-- WORK TASK --
Every line holding the string "Science" should be copied from the listing.

-- DATASET CONTENT --

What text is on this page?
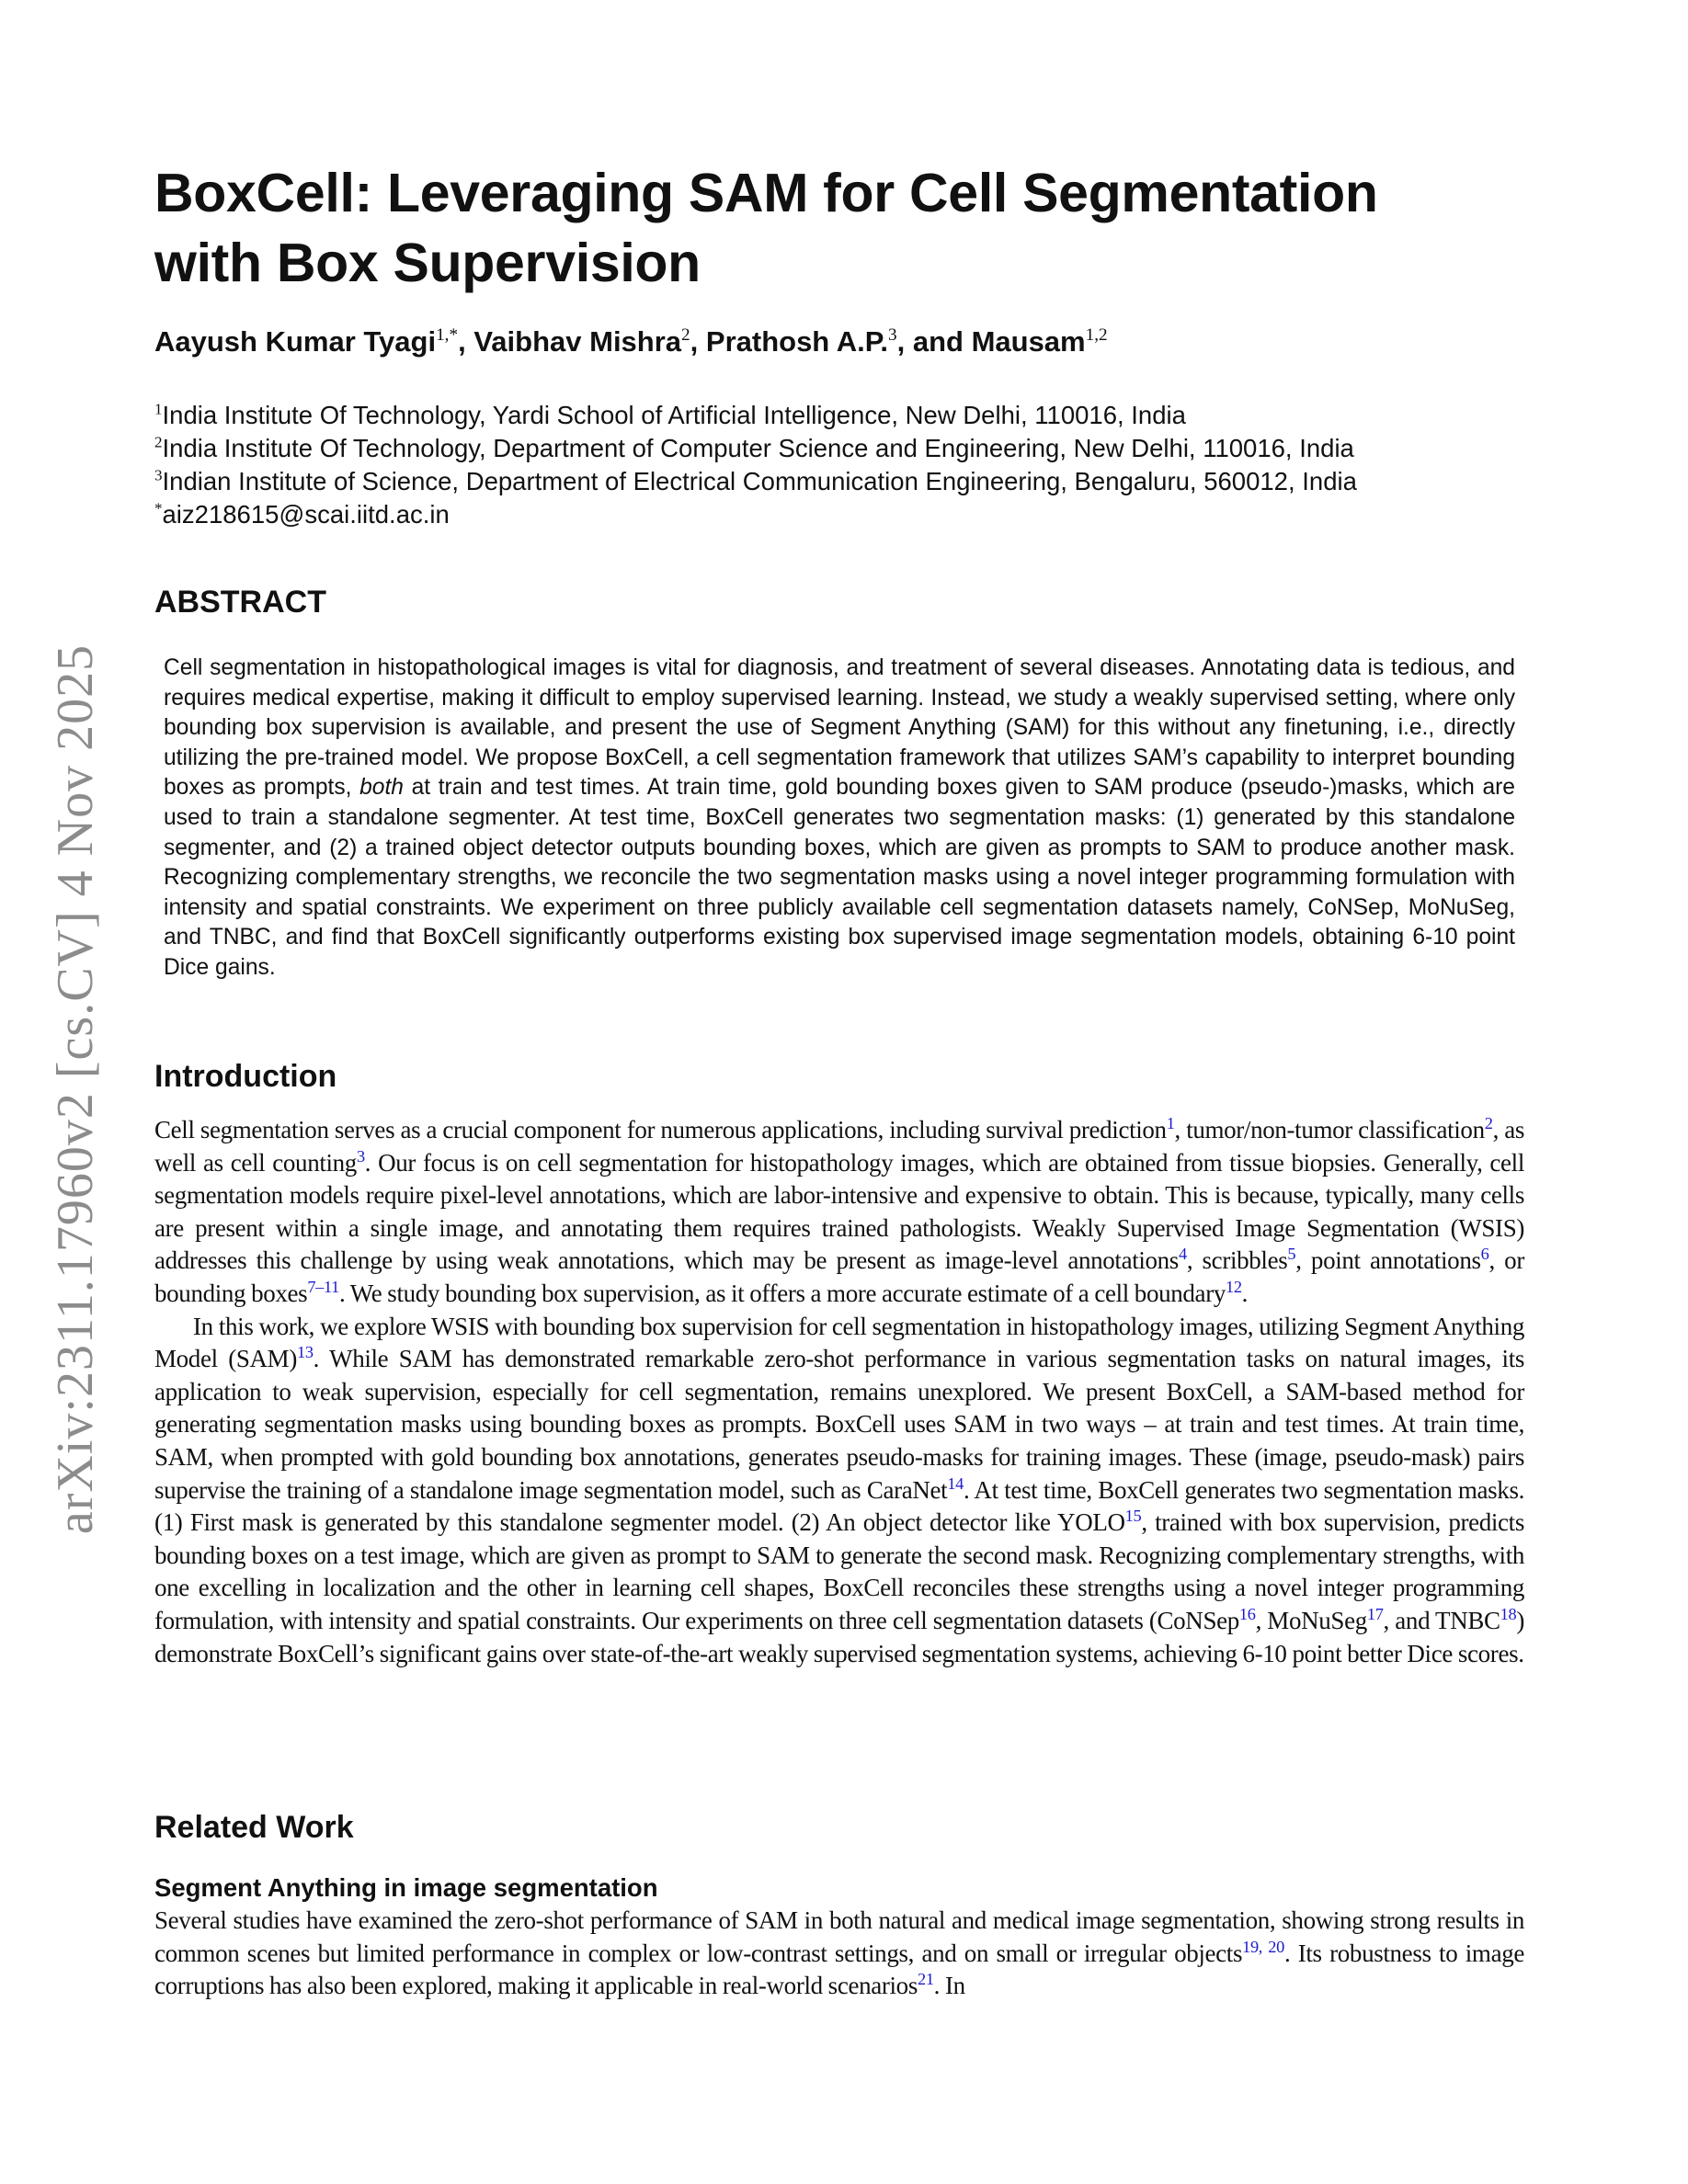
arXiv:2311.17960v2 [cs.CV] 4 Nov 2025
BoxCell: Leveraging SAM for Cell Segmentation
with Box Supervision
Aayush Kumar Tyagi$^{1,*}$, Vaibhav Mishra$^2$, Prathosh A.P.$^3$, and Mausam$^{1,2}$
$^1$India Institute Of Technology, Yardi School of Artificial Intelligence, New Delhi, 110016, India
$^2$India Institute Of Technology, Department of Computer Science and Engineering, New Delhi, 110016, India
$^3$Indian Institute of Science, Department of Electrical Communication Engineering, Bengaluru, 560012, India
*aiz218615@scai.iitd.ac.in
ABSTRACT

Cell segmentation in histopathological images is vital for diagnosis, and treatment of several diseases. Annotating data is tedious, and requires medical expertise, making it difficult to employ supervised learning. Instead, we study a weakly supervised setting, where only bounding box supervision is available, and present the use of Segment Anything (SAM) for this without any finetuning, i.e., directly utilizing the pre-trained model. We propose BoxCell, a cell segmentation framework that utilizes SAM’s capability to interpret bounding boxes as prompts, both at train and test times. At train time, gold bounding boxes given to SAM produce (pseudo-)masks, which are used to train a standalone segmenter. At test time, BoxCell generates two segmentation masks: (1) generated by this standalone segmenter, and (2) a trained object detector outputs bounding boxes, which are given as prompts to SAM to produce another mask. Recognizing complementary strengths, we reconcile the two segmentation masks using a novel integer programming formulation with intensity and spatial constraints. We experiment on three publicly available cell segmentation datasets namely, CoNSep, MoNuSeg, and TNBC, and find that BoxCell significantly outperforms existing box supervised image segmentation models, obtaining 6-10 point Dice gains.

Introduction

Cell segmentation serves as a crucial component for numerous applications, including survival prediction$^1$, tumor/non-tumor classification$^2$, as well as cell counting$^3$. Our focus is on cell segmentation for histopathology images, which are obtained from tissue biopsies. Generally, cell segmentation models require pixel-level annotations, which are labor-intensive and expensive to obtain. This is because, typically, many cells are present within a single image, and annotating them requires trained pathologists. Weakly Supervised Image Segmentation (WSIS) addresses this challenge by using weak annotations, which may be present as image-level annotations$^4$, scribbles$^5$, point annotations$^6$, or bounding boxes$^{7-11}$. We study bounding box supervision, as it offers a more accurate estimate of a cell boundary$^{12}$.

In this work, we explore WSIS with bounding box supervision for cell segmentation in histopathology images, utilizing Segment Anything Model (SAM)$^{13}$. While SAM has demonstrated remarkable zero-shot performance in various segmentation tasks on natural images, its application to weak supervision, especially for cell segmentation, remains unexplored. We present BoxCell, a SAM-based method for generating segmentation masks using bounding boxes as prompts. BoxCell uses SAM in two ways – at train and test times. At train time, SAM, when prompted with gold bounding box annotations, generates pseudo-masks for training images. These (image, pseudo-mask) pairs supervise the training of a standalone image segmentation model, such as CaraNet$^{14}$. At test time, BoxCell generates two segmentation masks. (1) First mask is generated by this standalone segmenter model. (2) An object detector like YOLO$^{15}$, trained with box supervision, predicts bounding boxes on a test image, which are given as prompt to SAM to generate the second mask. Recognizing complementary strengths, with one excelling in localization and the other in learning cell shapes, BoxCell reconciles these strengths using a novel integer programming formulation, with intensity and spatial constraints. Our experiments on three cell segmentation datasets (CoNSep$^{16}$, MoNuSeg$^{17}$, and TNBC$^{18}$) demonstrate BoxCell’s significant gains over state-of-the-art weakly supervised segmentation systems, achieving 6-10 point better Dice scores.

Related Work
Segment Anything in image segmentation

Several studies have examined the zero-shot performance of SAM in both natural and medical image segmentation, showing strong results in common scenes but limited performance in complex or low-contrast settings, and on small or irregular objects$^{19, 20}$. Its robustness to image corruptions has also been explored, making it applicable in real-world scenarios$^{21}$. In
---
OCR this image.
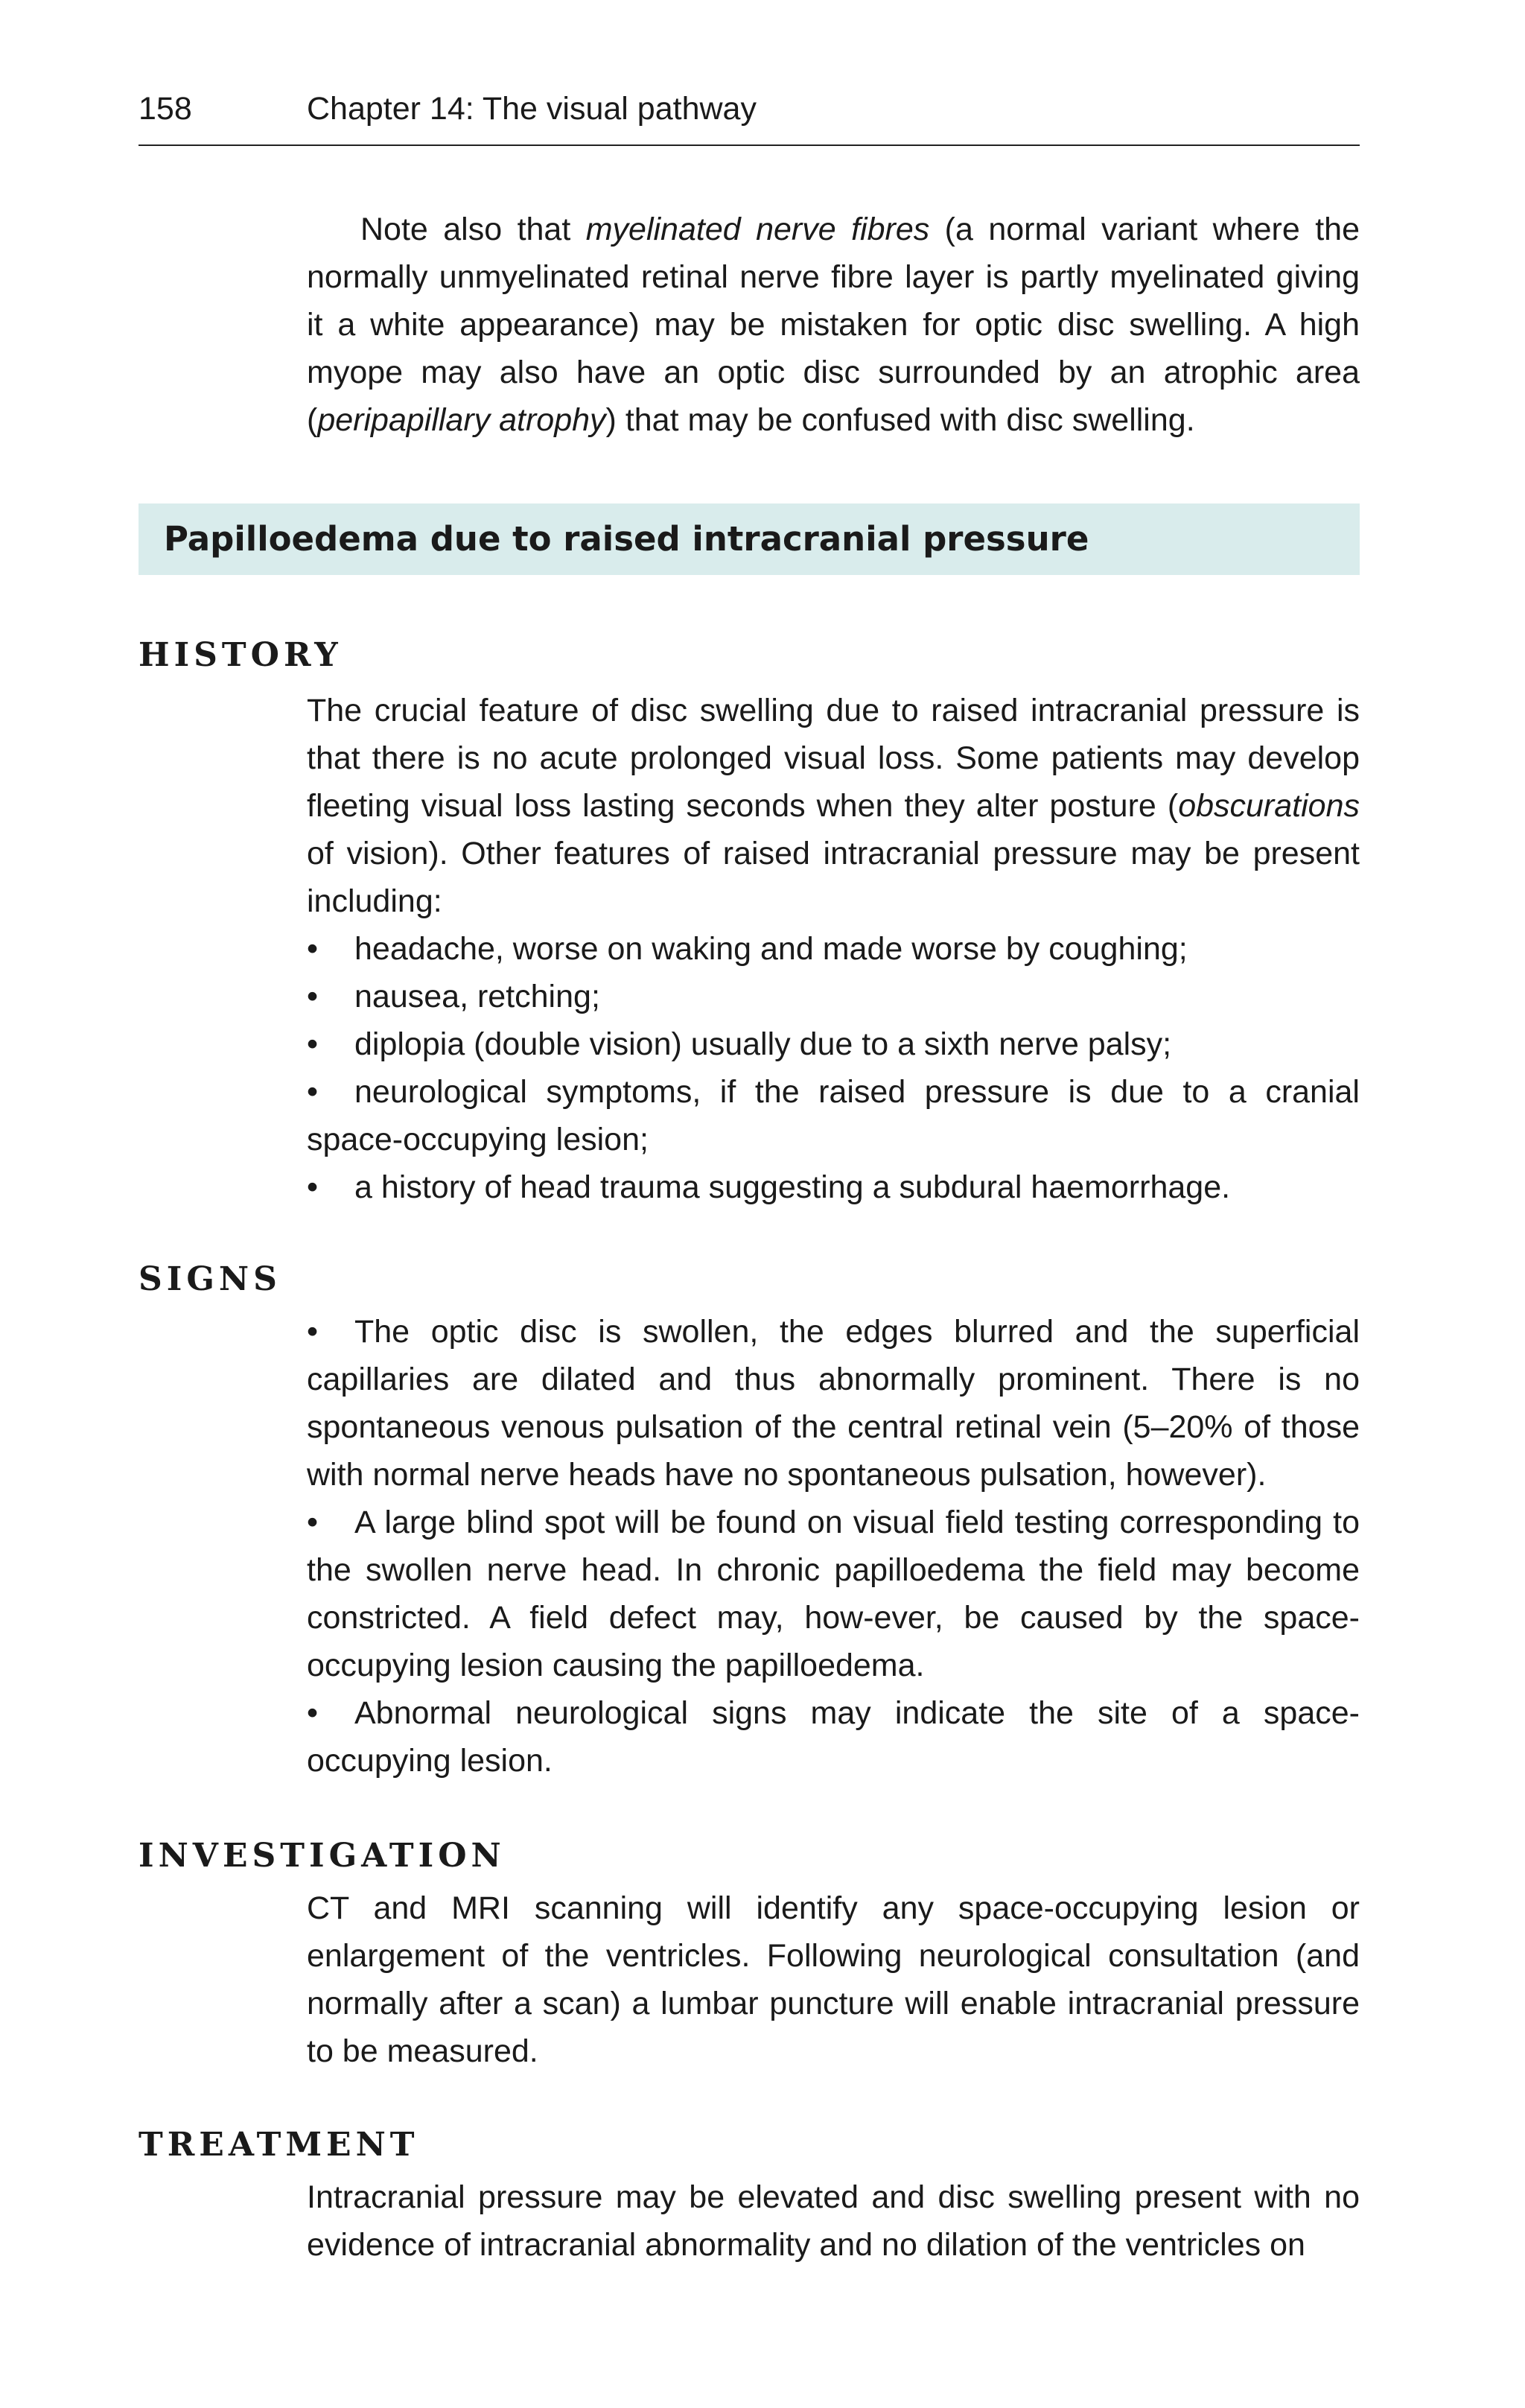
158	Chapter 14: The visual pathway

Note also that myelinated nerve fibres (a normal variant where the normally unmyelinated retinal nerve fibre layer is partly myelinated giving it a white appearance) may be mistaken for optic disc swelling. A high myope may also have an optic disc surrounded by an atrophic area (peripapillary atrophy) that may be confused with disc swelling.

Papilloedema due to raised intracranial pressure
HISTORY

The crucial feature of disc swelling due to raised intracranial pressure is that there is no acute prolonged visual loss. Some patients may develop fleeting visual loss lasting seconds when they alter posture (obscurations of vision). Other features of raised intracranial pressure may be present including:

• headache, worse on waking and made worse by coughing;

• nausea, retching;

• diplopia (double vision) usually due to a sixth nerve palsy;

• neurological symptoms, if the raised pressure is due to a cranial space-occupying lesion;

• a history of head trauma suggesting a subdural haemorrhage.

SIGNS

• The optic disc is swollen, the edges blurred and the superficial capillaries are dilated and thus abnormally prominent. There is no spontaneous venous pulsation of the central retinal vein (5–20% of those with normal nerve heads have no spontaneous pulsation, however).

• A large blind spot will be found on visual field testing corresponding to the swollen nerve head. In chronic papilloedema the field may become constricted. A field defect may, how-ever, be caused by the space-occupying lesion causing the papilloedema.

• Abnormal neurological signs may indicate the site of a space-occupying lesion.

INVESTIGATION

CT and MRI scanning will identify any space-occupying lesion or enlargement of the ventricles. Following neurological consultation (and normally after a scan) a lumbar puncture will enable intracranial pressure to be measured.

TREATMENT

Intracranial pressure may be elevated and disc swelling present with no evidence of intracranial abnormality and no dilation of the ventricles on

-- ANSWER FOR THE TASK --
$^2$India Institute Of Technology, Department of Computer Science and Engineering, New Delhi, 110016, India
$^3$Indian Institute of Science, Department of Electrical Communication Engineering, Bengaluru, 560012, India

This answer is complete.